■ **Your instructions**
Render the lines of the material from the line containing "- svg-text:78: 78: [354, 583, 368, 597]" through the line containing "- svg-text:64: 64: [298, 583, 312, 597]", both included, as a JSON list of strings with one string per line and blank lines omitted.

----------

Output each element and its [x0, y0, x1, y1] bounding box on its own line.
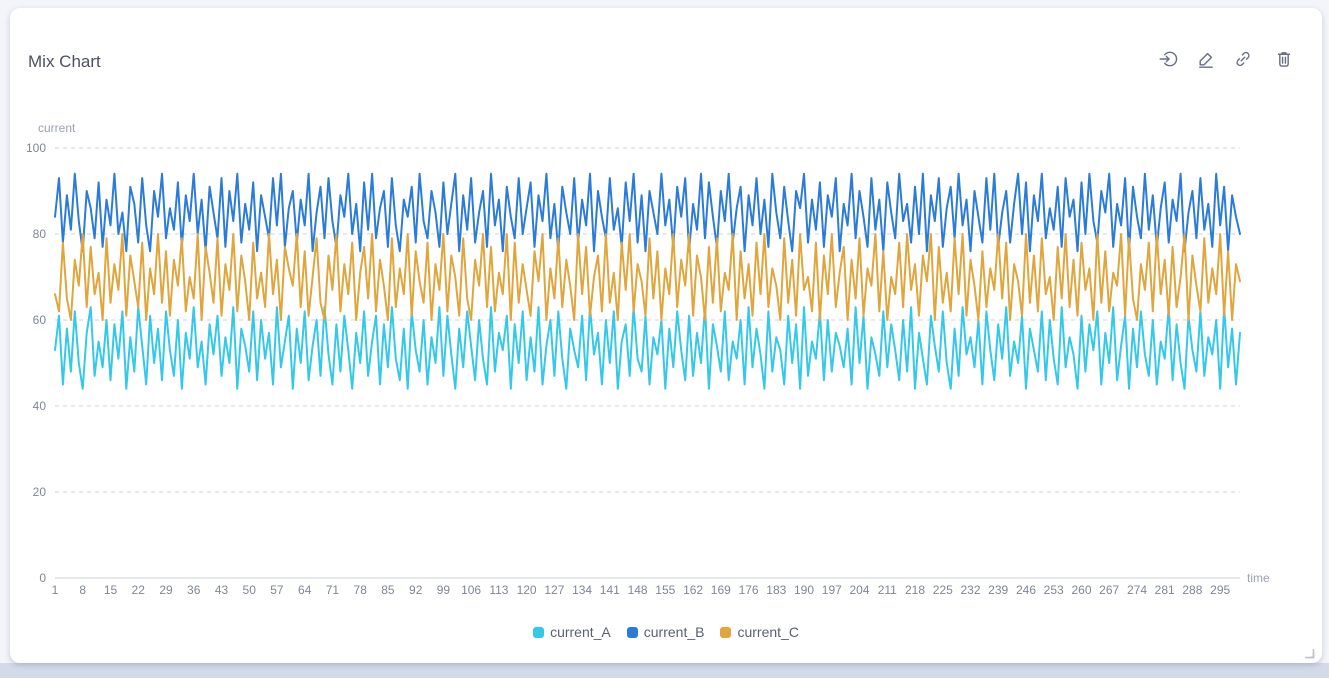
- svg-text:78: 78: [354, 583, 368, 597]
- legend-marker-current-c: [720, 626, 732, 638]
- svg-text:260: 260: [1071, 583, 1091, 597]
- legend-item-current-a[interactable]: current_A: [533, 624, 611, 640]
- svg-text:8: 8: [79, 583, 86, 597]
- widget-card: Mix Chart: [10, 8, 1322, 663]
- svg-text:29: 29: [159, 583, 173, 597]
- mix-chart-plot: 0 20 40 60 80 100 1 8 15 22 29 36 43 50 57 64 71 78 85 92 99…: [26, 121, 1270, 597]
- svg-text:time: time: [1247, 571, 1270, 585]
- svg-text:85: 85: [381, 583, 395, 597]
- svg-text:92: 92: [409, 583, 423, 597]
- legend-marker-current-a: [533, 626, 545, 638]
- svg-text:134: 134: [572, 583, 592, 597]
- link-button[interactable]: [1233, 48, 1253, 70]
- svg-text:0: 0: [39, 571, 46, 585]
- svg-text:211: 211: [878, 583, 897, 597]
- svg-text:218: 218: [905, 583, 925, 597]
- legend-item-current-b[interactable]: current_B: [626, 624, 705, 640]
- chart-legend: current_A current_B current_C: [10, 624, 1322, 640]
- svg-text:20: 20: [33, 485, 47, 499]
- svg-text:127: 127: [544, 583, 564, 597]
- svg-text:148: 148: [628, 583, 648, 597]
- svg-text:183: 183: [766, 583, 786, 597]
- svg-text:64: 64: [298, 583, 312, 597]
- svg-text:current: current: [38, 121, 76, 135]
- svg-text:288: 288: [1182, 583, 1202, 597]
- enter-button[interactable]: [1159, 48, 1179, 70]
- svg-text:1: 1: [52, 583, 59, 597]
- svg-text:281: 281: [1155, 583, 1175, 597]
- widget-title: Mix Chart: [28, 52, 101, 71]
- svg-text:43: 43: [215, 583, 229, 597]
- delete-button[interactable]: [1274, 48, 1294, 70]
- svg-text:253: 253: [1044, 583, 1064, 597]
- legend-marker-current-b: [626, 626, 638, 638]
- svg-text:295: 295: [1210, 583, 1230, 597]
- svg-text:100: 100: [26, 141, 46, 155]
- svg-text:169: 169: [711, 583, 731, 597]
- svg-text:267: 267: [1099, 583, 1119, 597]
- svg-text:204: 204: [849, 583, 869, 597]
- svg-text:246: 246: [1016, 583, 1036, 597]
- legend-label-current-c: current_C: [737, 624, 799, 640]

----------

■ **Response**
[
  "- svg-text:78: 78: [354, 583, 368, 597]",
  "- legend-marker-current-c: [720, 626, 732, 638]",
  "- svg-text:260: 260: [1071, 583, 1091, 597]",
  "- legend-item-current-a[interactable]: current_A: [533, 624, 611, 640]",
  "- svg-text:8: 8: [79, 583, 86, 597]",
  "- widget-card: Mix Chart: [10, 8, 1322, 663]",
  "- svg-text:29: 29: [159, 583, 173, 597]",
  "- mix-chart-plot: 0 20 40 60 80 100 1 8 15 22 29 36 43 50 57 64 71 78 85 92 99…: [26, 121, 1270, 597]",
  "- svg-text:time: time: [1247, 571, 1270, 585]",
  "- svg-text:85: 85: [381, 583, 395, 597]",
  "- svg-text:92: 92: [409, 583, 423, 597]",
  "- legend-marker-current-a: [533, 626, 545, 638]",
  "- svg-text:134: 134: [572, 583, 592, 597]",
  "- link-button[interactable]: [1233, 48, 1253, 70]",
  "- svg-text:0: 0: [39, 571, 46, 585]",
  "- svg-text:211: 211: [878, 583, 897, 597]",
  "- svg-text:218: 218: [905, 583, 925, 597]",
  "- legend-item-current-b[interactable]: current_B: [626, 624, 705, 640]",
  "- chart-legend: current_A current_B current_C: [10, 624, 1322, 640]",
  "- svg-text:20: 20: [33, 485, 47, 499]",
  "- svg-text:127: 127: [544, 583, 564, 597]",
  "- svg-text:148: 148: [628, 583, 648, 597]",
  "- svg-text:183: 183: [766, 583, 786, 597]",
  "- svg-text:64: 64: [298, 583, 312, 597]"
]